▶ _TASK_
Filter the records below down to lines containing "Calibration".

⟨

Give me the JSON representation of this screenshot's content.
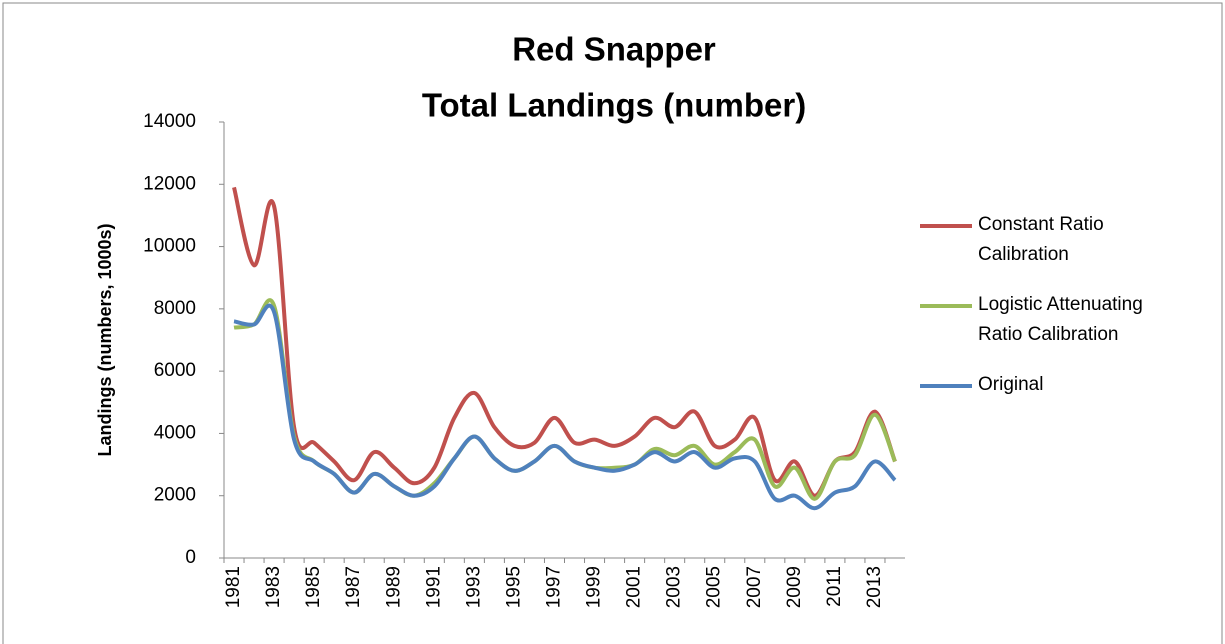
{
  "chart_data": {
    "type": "line",
    "title": [
      "Red Snapper",
      "Total Landings (number)"
    ],
    "y_label": "Landings (numbers, 1000s)",
    "categories": [
      "1981",
      null,
      "1983",
      null,
      "1985",
      null,
      "1987",
      null,
      "1989",
      null,
      "1991",
      null,
      "1993",
      null,
      "1995",
      null,
      "1997",
      null,
      "1999",
      null,
      "2001",
      null,
      "2003",
      null,
      "2005",
      null,
      "2007",
      null,
      "2009",
      null,
      "2011",
      null,
      "2013",
      null
    ],
    "series": [
      {
        "name": "Constant Ratio Calibration",
        "color": "#c0504d",
        "values": [
          11900,
          9400,
          11300,
          4200,
          3700,
          3100,
          2500,
          3400,
          2900,
          2400,
          2900,
          4500,
          5300,
          4200,
          3600,
          3700,
          4500,
          3700,
          3800,
          3600,
          3900,
          4500,
          4200,
          4700,
          3600,
          3800,
          4500,
          2500,
          3100,
          2000,
          3100,
          3400,
          4700,
          3100
        ]
      },
      {
        "name": "Logistic Attenuating Ratio Calibration",
        "color": "#9bbb59",
        "values": [
          7400,
          7500,
          8100,
          3900,
          3100,
          2700,
          2100,
          2700,
          2300,
          2000,
          2400,
          3200,
          3900,
          3200,
          2800,
          3100,
          3600,
          3100,
          2900,
          2900,
          3000,
          3500,
          3300,
          3600,
          3000,
          3400,
          3800,
          2300,
          2900,
          1900,
          3100,
          3300,
          4600,
          3100
        ]
      },
      {
        "name": "Original",
        "color": "#4f81bd",
        "values": [
          7600,
          7500,
          7900,
          3800,
          3100,
          2700,
          2100,
          2700,
          2300,
          2000,
          2300,
          3200,
          3900,
          3200,
          2800,
          3100,
          3600,
          3100,
          2900,
          2800,
          3000,
          3400,
          3100,
          3400,
          2900,
          3200,
          3100,
          1900,
          2000,
          1600,
          2100,
          2300,
          3100,
          2500
        ]
      }
    ],
    "ylim": [
      0,
      14000
    ],
    "yticks": [
      0,
      2000,
      4000,
      6000,
      8000,
      10000,
      12000,
      14000
    ],
    "legend": "right"
  }
}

⟩

▶ _RESULT FOR THIS EXERCISE_
        "name": "Constant Ratio Calibration",
        "name": "Logistic Attenuating Ratio Calibration",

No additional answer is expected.